**TASK GOAL:** Output the material word for word. Leave each picture out.

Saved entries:

▽

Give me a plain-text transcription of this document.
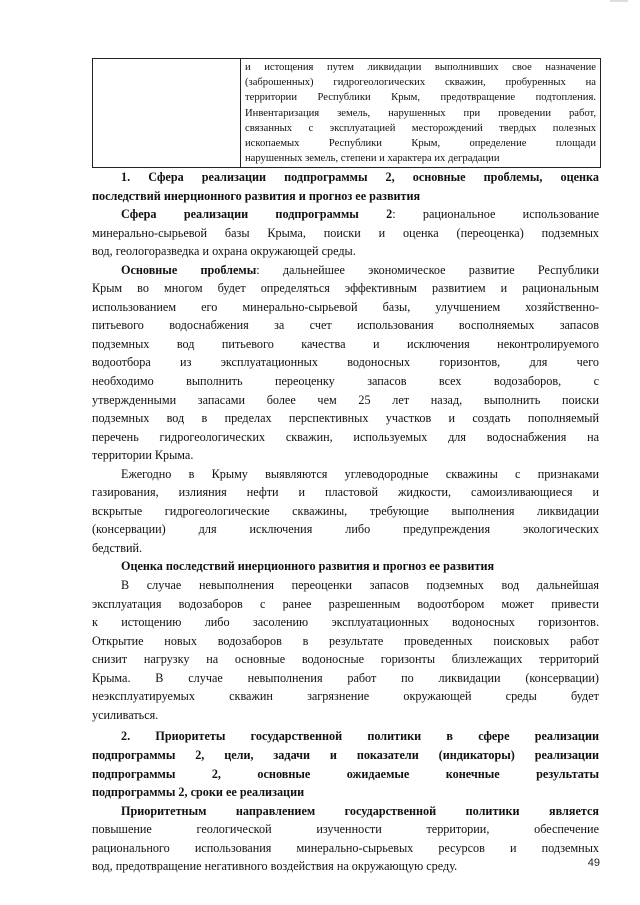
и истощения путем ликвидации выполнивших свое назначение
(заброшенных) гидрогеологических скважин, пробуренных на
территории Республики Крым, предотвращение подтопления.
Инвентаризация земель, нарушенных при проведении работ,
связанных с эксплуатацией месторождений твердых полезных
ископаемых Республики Крым, определение площади
нарушенных земель, степени и характера их деградации
1. Сфера реализации подпрограммы 2, основные проблемы, оценка
последствий инерционного развития и прогноз ее развития
Сфера реализации подпрограммы 2: рациональное использование
минерально-сырьевой базы Крыма, поиски и оценка (переоценка) подземных
вод, геологоразведка и охрана окружающей среды.
Основные проблемы: дальнейшее экономическое развитие Республики
Крым во многом будет определяться эффективным развитием и рациональным
использованием его минерально-сырьевой базы, улучшением хозяйственно-
питьевого водоснабжения за счет использования восполняемых запасов
подземных вод питьевого качества и исключения неконтролируемого
водоотбора из эксплуатационных водоносных горизонтов, для чего
необходимо выполнить переоценку запасов всех водозаборов, с
утвержденными запасами более чем 25 лет назад, выполнить поиски
подземных вод в пределах перспективных участков и создать пополняемый
перечень гидрогеологических скважин, используемых для водоснабжения на
территории Крыма.
Ежегодно в Крыму выявляются углеводородные скважины с признаками
газирования, излияния нефти и пластовой жидкости, самоизливающиеся и
вскрытые гидрогеологические скважины, требующие выполнения ликвидации
(консервации) для исключения либо предупреждения экологических
бедствий.
Оценка последствий инерционного развития и прогноз ее развития
В случае невыполнения переоценки запасов подземных вод дальнейшая
эксплуатация водозаборов с ранее разрешенным водоотбором может привести
к истощению либо засолению эксплуатационных водоносных горизонтов.
Открытие новых водозаборов в результате проведенных поисковых работ
снизит нагрузку на основные водоносные горизонты близлежащих территорий
Крыма. В случае невыполнения работ по ликвидации (консервации)
неэксплуатируемых скважин загрязнение окружающей среды будет
усиливаться.
2. Приоритеты государственной политики в сфере реализации
подпрограммы 2, цели, задачи и показатели (индикаторы) реализации
подпрограммы 2, основные ожидаемые конечные результаты
подпрограммы 2, сроки ее реализации
Приоритетным направлением государственной политики является
повышение геологической изученности территории, обеспечение
рационального использования минерально-сырьевых ресурсов и подземных
вод, предотвращение негативного воздействия на окружающую среду.	49
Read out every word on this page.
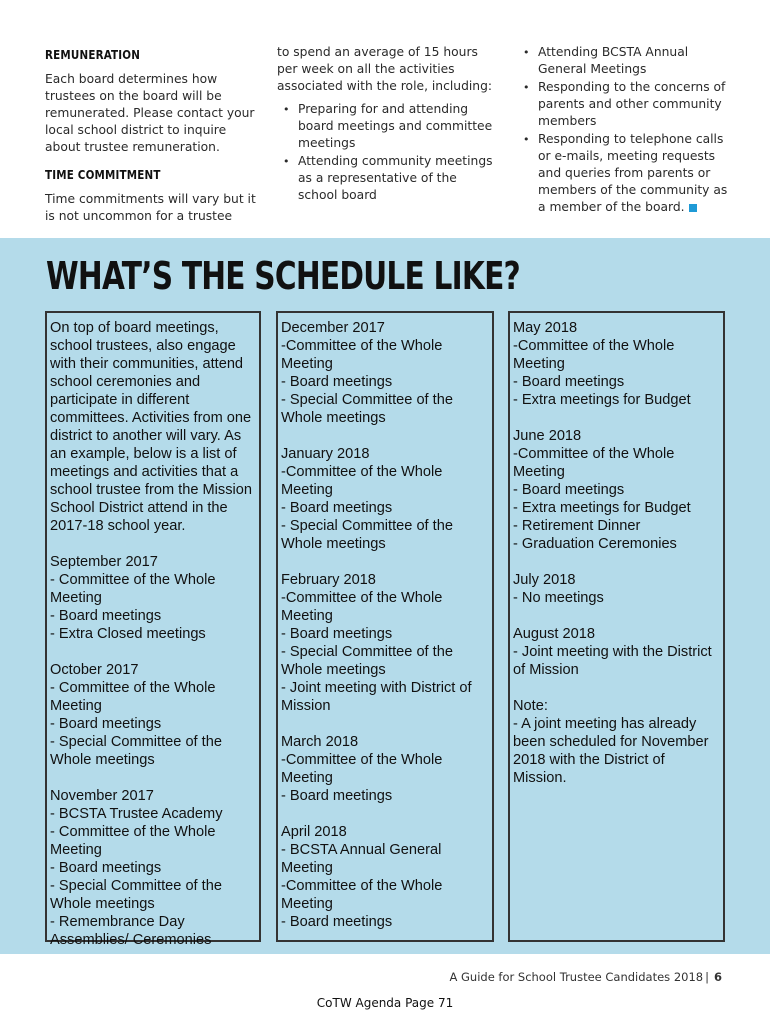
REMUNERATION
Each board determines how trustees on the board will be remunerated. Please contact your local school district to inquire about trustee remuneration.
TIME COMMITMENT
Time commitments will vary but it is not uncommon for a trustee
to spend an average of 15 hours per week on all the activities associated with the role, including:
• Preparing for and attending board meetings and committee meetings
• Attending community meetings as a representative of the school board
• Attending BCSTA Annual General Meetings
• Responding to the concerns of parents and other community members
• Responding to telephone calls or e-mails, meeting requests and queries from parents or members of the community as a member of the board.
WHAT’S THE SCHEDULE LIKE?
On top of board meetings,
school trustees, also engage
with their communities, attend
school ceremonies and
participate in different
committees. Activities from one
district to another will vary. As
an example, below is a list of
meetings and activities that a
school trustee from the Mission
School District attend in the
2017-18 school year.
September 2017
- Committee of the Whole
Meeting
- Board meetings
- Extra Closed meetings
October 2017
- Committee of the Whole
Meeting
- Board meetings
- Special Committee of the
Whole meetings
November 2017
- BCSTA Trustee Academy
- Committee of the Whole
Meeting
- Board meetings
- Special Committee of the
Whole meetings
- Remembrance Day
Assemblies/ Ceremonies
December 2017
-Committee of the Whole
Meeting
- Board meetings
- Special Committee of the
Whole meetings
January 2018
-Committee of the Whole
Meeting
- Board meetings
- Special Committee of the
Whole meetings
February 2018
-Committee of the Whole
Meeting
- Board meetings
- Special Committee of the
Whole meetings
- Joint meeting with District of
Mission
March 2018
-Committee of the Whole
Meeting
- Board meetings
April 2018
- BCSTA Annual General
Meeting
-Committee of the Whole
Meeting
- Board meetings
May 2018
-Committee of the Whole
Meeting
- Board meetings
- Extra meetings for Budget
June 2018
-Committee of the Whole
Meeting
- Board meetings
- Extra meetings for Budget
- Retirement Dinner
- Graduation Ceremonies
July 2018
- No meetings
August 2018
- Joint meeting with the District
of Mission
Note:
- A joint meeting has already
been scheduled for November
2018 with the District of
Mission.
A Guide for School Trustee Candidates 2018 | 6
CoTW Agenda Page 71
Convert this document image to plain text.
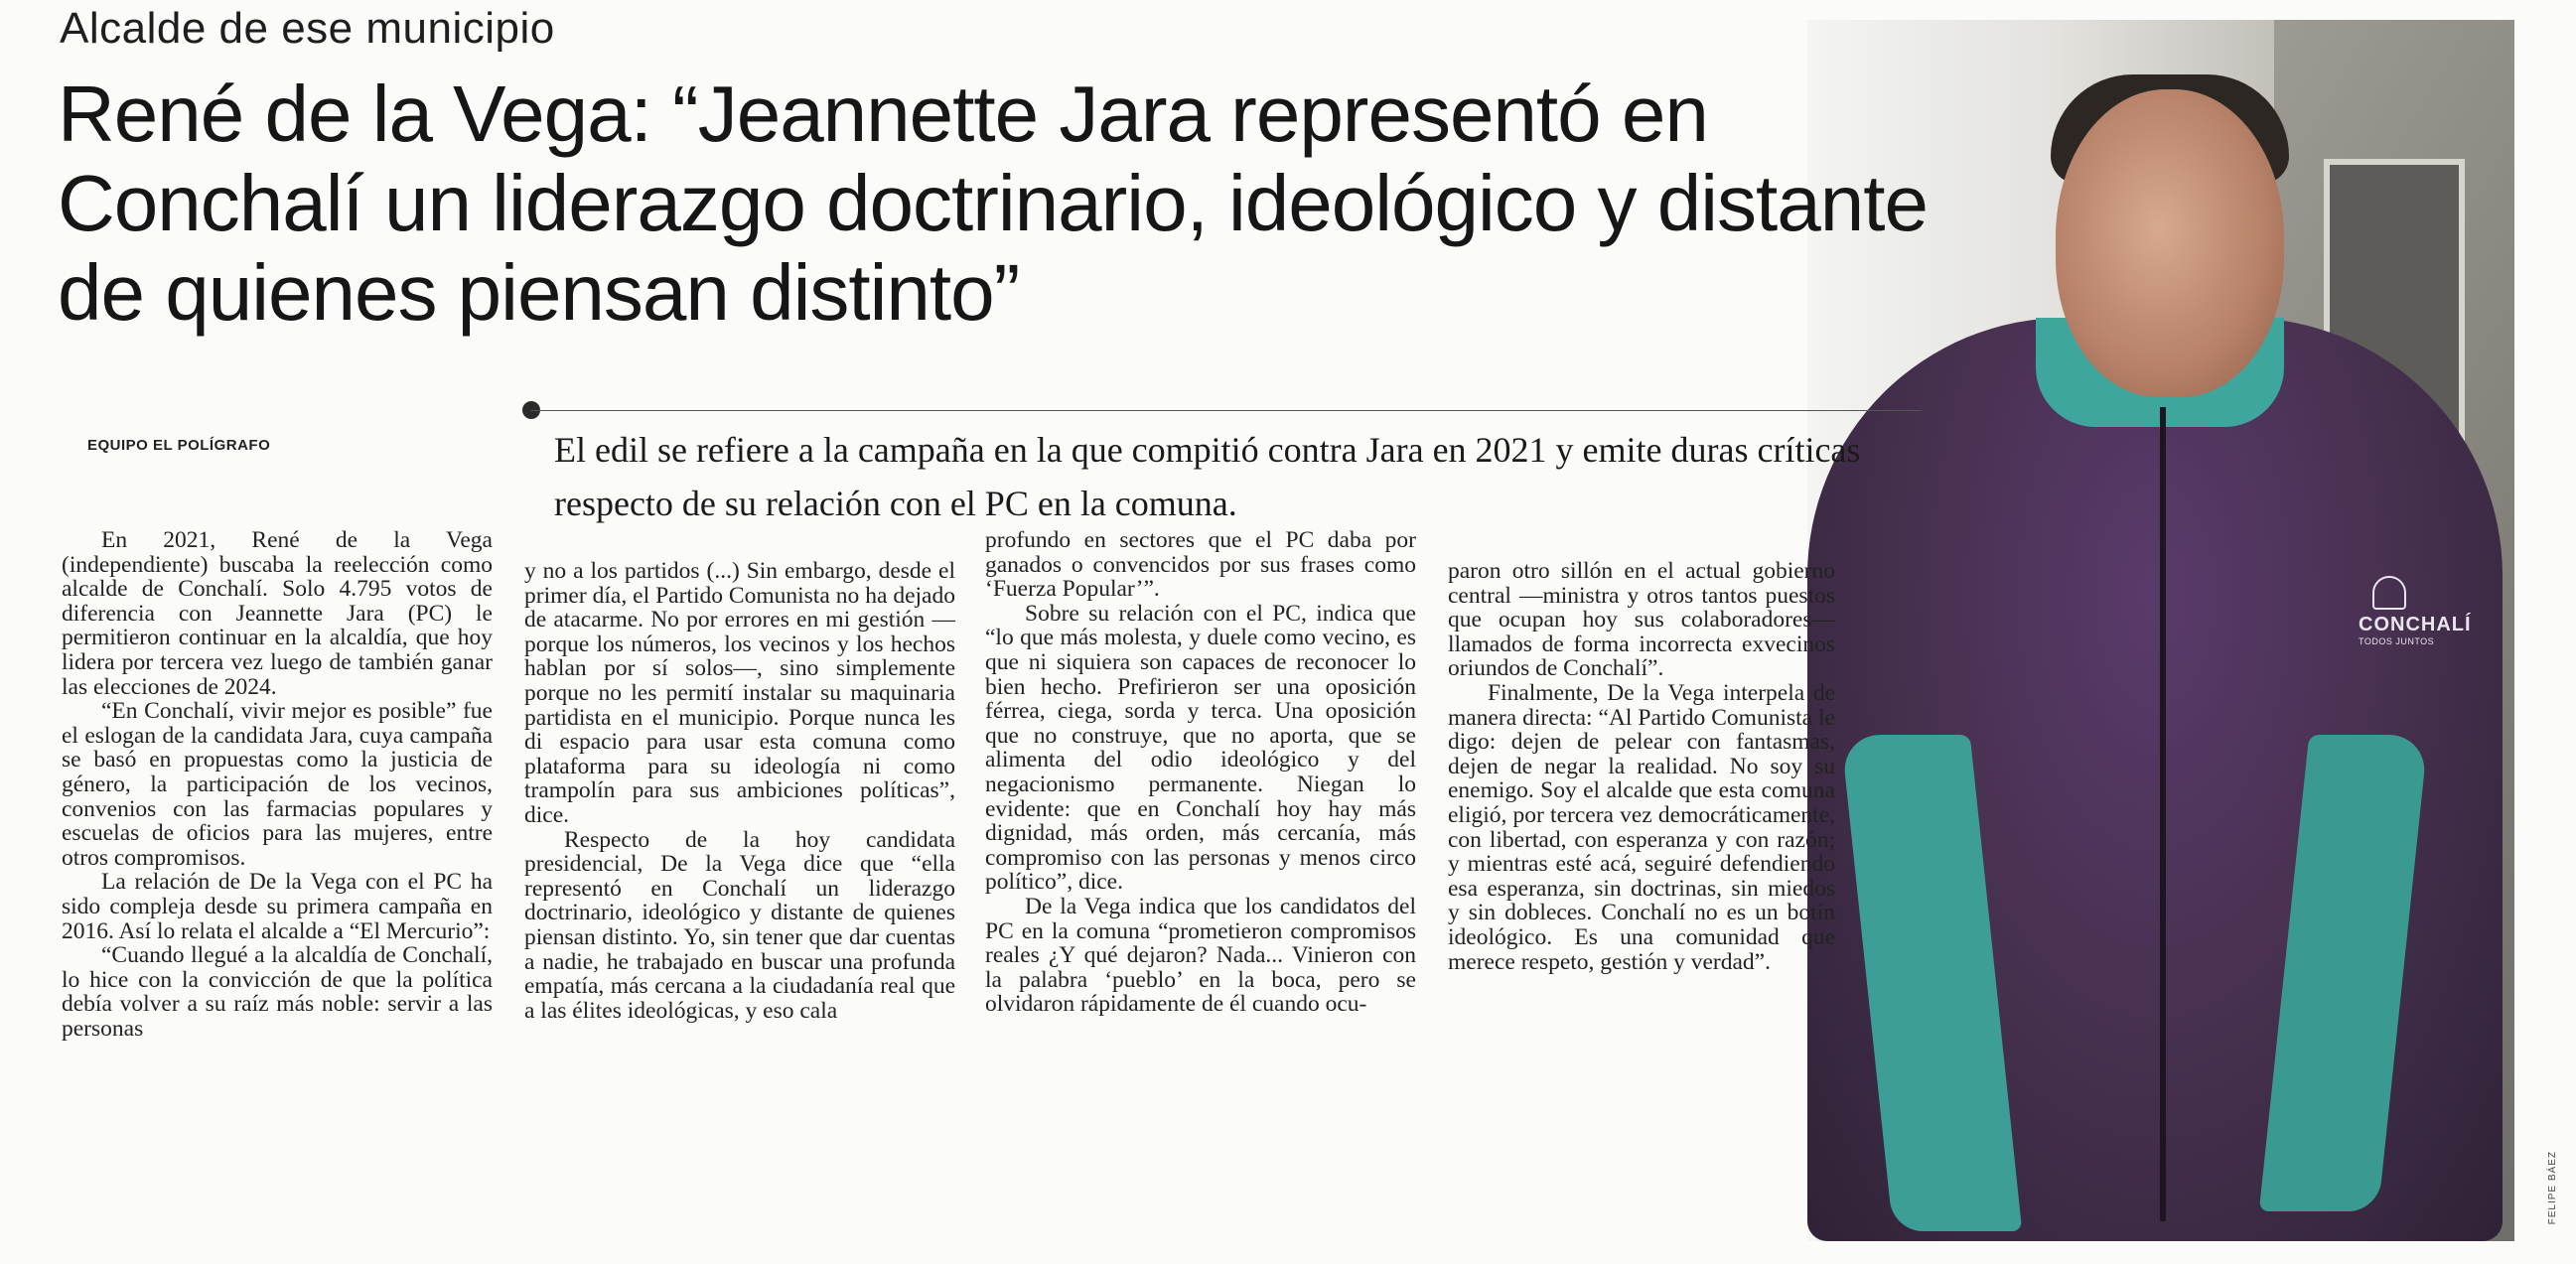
CONCHALÍ
TODOS JUNTOS
FELIPE BÁEZ
Alcalde de ese municipio
René de la Vega: “Jeannette Jara representó en Conchalí un liderazgo doctrinario, ideológico y distante de quienes piensan distinto”
EQUIPO EL POLÍGRAFO	El edil se refiere a la campaña en la que compitió contra Jara en 2021 y emite duras críticas respecto de su relación con el PC en la comuna.

En 2021, René de la Vega (independiente) buscaba la reelección como alcalde de Conchalí. Solo 4.795 votos de diferencia con Jeannette Jara (PC) le permitieron continuar en la alcaldía, que hoy lidera por tercera vez luego de también ganar las elecciones de 2024.

“En Conchalí, vivir mejor es posible” fue el eslogan de la candidata Jara, cuya campaña se basó en propuestas como la justicia de género, la participación de los vecinos, convenios con las farmacias populares y escuelas de oficios para las mujeres, entre otros compromisos.

La relación de De la Vega con el PC ha sido compleja desde su primera campaña en 2016. Así lo relata el alcalde a “El Mercurio”:

“Cuando llegué a la alcaldía de Conchalí, lo hice con la convicción de que la política debía volver a su raíz más noble: servir a las personas

y no a los partidos (...) Sin embargo, desde el primer día, el Partido Comunista no ha dejado de atacarme. No por errores en mi gestión —porque los números, los vecinos y los hechos hablan por sí solos—, sino simplemente porque no les permití instalar su maquinaria partidista en el municipio. Porque nunca les di espacio para usar esta comuna como plataforma para su ideología ni como trampolín para sus ambiciones políticas”, dice.

Respecto de la hoy candidata presidencial, De la Vega dice que “ella representó en Conchalí un liderazgo doctrinario, ideológico y distante de quienes piensan distinto. Yo, sin tener que dar cuentas a nadie, he trabajado en buscar una profunda empatía, más cercana a la ciudadanía real que a las élites ideológicas, y eso cala

profundo en sectores que el PC daba por ganados o convencidos por sus frases como ‘Fuerza Popular’”.

Sobre su relación con el PC, indica que “lo que más molesta, y duele como vecino, es que ni siquiera son capaces de reconocer lo bien hecho. Prefirieron ser una oposición férrea, ciega, sorda y terca. Una oposición que no construye, que no aporta, que se alimenta del odio ideológico y del negacionismo permanente. Niegan lo evidente: que en Conchalí hoy hay más dignidad, más orden, más cercanía, más compromiso con las personas y menos circo político”, dice.

De la Vega indica que los candidatos del PC en la comuna “prometieron compromisos reales ¿Y qué dejaron? Nada... Vinieron con la palabra ‘pueblo’ en la boca, pero se olvidaron rápidamente de él cuando ocu-

paron otro sillón en el actual gobierno central —ministra y otros tantos puestos que ocupan hoy sus colaboradores— llamados de forma incorrecta exvecinos oriundos de Conchalí”.

Finalmente, De la Vega interpela de manera directa: “Al Partido Comunista le digo: dejen de pelear con fantasmas, dejen de negar la realidad. No soy su enemigo. Soy el alcalde que esta comuna eligió, por tercera vez democráticamente, con libertad, con esperanza y con razón; y mientras esté acá, seguiré defendiendo esa esperanza, sin doctrinas, sin miedos y sin dobleces. Conchalí no es un botín ideológico. Es una comunidad que merece respeto, gestión y verdad”.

△

**ANSWER TO THIS EXERCISE:**
Give me a plain-text transcription of this document.
и истощения путем ликвидации выполнивших свое назначение
(заброшенных) гидрогеологических скважин, пробуренных на
территории Республики Крым, предотвращение подтопления.
Инвентаризация земель, нарушенных при проведении работ,
связанных с эксплуатацией месторождений твердых полезных
ископаемых Республики Крым, определение площади
нарушенных земель, степени и характера их деградации
1. Сфера реализации подпрограммы 2, основные проблемы, оценка
последствий инерционного развития и прогноз ее развития
Сфера реализации подпрограммы 2: рациональное использование
минерально-сырьевой базы Крыма, поиски и оценка (переоценка) подземных
вод, геологоразведка и охрана окружающей среды.
Основные проблемы: дальнейшее экономическое развитие Республики
Крым во многом будет определяться эффективным развитием и рациональным
использованием его минерально-сырьевой базы, улучшением хозяйственно-
питьевого водоснабжения за счет использования восполняемых запасов
подземных вод питьевого качества и исключения неконтролируемого
водоотбора из эксплуатационных водоносных горизонтов, для чего
необходимо выполнить переоценку запасов всех водозаборов, с
утвержденными запасами более чем 25 лет назад, выполнить поиски
подземных вод в пределах перспективных участков и создать пополняемый
перечень гидрогеологических скважин, используемых для водоснабжения на
территории Крыма.
Ежегодно в Крыму выявляются углеводородные скважины с признаками
газирования, излияния нефти и пластовой жидкости, самоизливающиеся и
вскрытые гидрогеологические скважины, требующие выполнения ликвидации
(консервации) для исключения либо предупреждения экологических
бедствий.
Оценка последствий инерционного развития и прогноз ее развития
В случае невыполнения переоценки запасов подземных вод дальнейшая
эксплуатация водозаборов с ранее разрешенным водоотбором может привести
к истощению либо засолению эксплуатационных водоносных горизонтов.
Открытие новых водозаборов в результате проведенных поисковых работ
снизит нагрузку на основные водоносные горизонты близлежащих территорий
Крыма. В случае невыполнения работ по ликвидации (консервации)
неэксплуатируемых скважин загрязнение окружающей среды будет
усиливаться.
2. Приоритеты государственной политики в сфере реализации
подпрограммы 2, цели, задачи и показатели (индикаторы) реализации
подпрограммы 2, основные ожидаемые конечные результаты
подпрограммы 2, сроки ее реализации
Приоритетным направлением государственной политики является
повышение геологической изученности территории, обеспечение
рационального использования минерально-сырьевых ресурсов и подземных
вод, предотвращение негативного воздействия на окружающую среду.	49
Read out every word on this page.
REMUNERATION
Each board determines how trustees on the board will be remunerated. Please contact your local school district to inquire about trustee remuneration.
TIME COMMITMENT
Time commitments will vary but it is not uncommon for a trustee
to spend an average of 15 hours per week on all the activities associated with the role, including:
• Preparing for and attending board meetings and committee meetings
• Attending community meetings as a representative of the school board
• Attending BCSTA Annual General Meetings
• Responding to the concerns of parents and other community members
• Responding to telephone calls or e-mails, meeting requests and queries from parents or members of the community as a member of the board.
WHAT’S THE SCHEDULE LIKE?
On top of board meetings,
school trustees, also engage
with their communities, attend
school ceremonies and
participate in different
committees. Activities from one
district to another will vary. As
an example, below is a list of
meetings and activities that a
school trustee from the Mission
School District attend in the
2017-18 school year.
September 2017
- Committee of the Whole
Meeting
- Board meetings
- Extra Closed meetings
October 2017
- Committee of the Whole
Meeting
- Board meetings
- Special Committee of the
Whole meetings
November 2017
- BCSTA Trustee Academy
- Committee of the Whole
Meeting
- Board meetings
- Special Committee of the
Whole meetings
- Remembrance Day
Assemblies/ Ceremonies
December 2017
-Committee of the Whole
Meeting
- Board meetings
- Special Committee of the
Whole meetings
January 2018
-Committee of the Whole
Meeting
- Board meetings
- Special Committee of the
Whole meetings
February 2018
-Committee of the Whole
Meeting
- Board meetings
- Special Committee of the
Whole meetings
- Joint meeting with District of
Mission
March 2018
-Committee of the Whole
Meeting
- Board meetings
April 2018
- BCSTA Annual General
Meeting
-Committee of the Whole
Meeting
- Board meetings
May 2018
-Committee of the Whole
Meeting
- Board meetings
- Extra meetings for Budget
June 2018
-Committee of the Whole
Meeting
- Board meetings
- Extra meetings for Budget
- Retirement Dinner
- Graduation Ceremonies
July 2018
- No meetings
August 2018
- Joint meeting with the District
of Mission
Note:
- A joint meeting has already
been scheduled for November
2018 with the District of
Mission.
A Guide for School Trustee Candidates 2018 | 6
CoTW Agenda Page 71
Convert this document image to plain text.
CONCHALÍ
TODOS JUNTOS
FELIPE BÁEZ
Alcalde de ese municipio
René de la Vega: “Jeannette Jara representó en Conchalí un liderazgo doctrinario, ideológico y distante de quienes piensan distinto”
EQUIPO EL POLÍGRAFO	El edil se refiere a la campaña en la que compitió contra Jara en 2021 y emite duras críticas respecto de su relación con el PC en la comuna.

En 2021, René de la Vega (independiente) buscaba la reelección como alcalde de Conchalí. Solo 4.795 votos de diferencia con Jeannette Jara (PC) le permitieron continuar en la alcaldía, que hoy lidera por tercera vez luego de también ganar las elecciones de 2024.

“En Conchalí, vivir mejor es posible” fue el eslogan de la candidata Jara, cuya campaña se basó en propuestas como la justicia de género, la participación de los vecinos, convenios con las farmacias populares y escuelas de oficios para las mujeres, entre otros compromisos.

La relación de De la Vega con el PC ha sido compleja desde su primera campaña en 2016. Así lo relata el alcalde a “El Mercurio”:

“Cuando llegué a la alcaldía de Conchalí, lo hice con la convicción de que la política debía volver a su raíz más noble: servir a las personas

y no a los partidos (...) Sin embargo, desde el primer día, el Partido Comunista no ha dejado de atacarme. No por errores en mi gestión —porque los números, los vecinos y los hechos hablan por sí solos—, sino simplemente porque no les permití instalar su maquinaria partidista en el municipio. Porque nunca les di espacio para usar esta comuna como plataforma para su ideología ni como trampolín para sus ambiciones políticas”, dice.

Respecto de la hoy candidata presidencial, De la Vega dice que “ella representó en Conchalí un liderazgo doctrinario, ideológico y distante de quienes piensan distinto. Yo, sin tener que dar cuentas a nadie, he trabajado en buscar una profunda empatía, más cercana a la ciudadanía real que a las élites ideológicas, y eso cala

profundo en sectores que el PC daba por ganados o convencidos por sus frases como ‘Fuerza Popular’”.

Sobre su relación con el PC, indica que “lo que más molesta, y duele como vecino, es que ni siquiera son capaces de reconocer lo bien hecho. Prefirieron ser una oposición férrea, ciega, sorda y terca. Una oposición que no construye, que no aporta, que se alimenta del odio ideológico y del negacionismo permanente. Niegan lo evidente: que en Conchalí hoy hay más dignidad, más orden, más cercanía, más compromiso con las personas y menos circo político”, dice.

De la Vega indica que los candidatos del PC en la comuna “prometieron compromisos reales ¿Y qué dejaron? Nada... Vinieron con la palabra ‘pueblo’ en la boca, pero se olvidaron rápidamente de él cuando ocu-

paron otro sillón en el actual gobierno central —ministra y otros tantos puestos que ocupan hoy sus colaboradores— llamados de forma incorrecta exvecinos oriundos de Conchalí”.

Finalmente, De la Vega interpela de manera directa: “Al Partido Comunista le digo: dejen de pelear con fantasmas, dejen de negar la realidad. No soy su enemigo. Soy el alcalde que esta comuna eligió, por tercera vez democráticamente, con libertad, con esperanza y con razón; y mientras esté acá, seguiré defendiendo esa esperanza, sin doctrinas, sin miedos y sin dobleces. Conchalí no es un botín ideológico. Es una comunidad que merece respeto, gestión y verdad”.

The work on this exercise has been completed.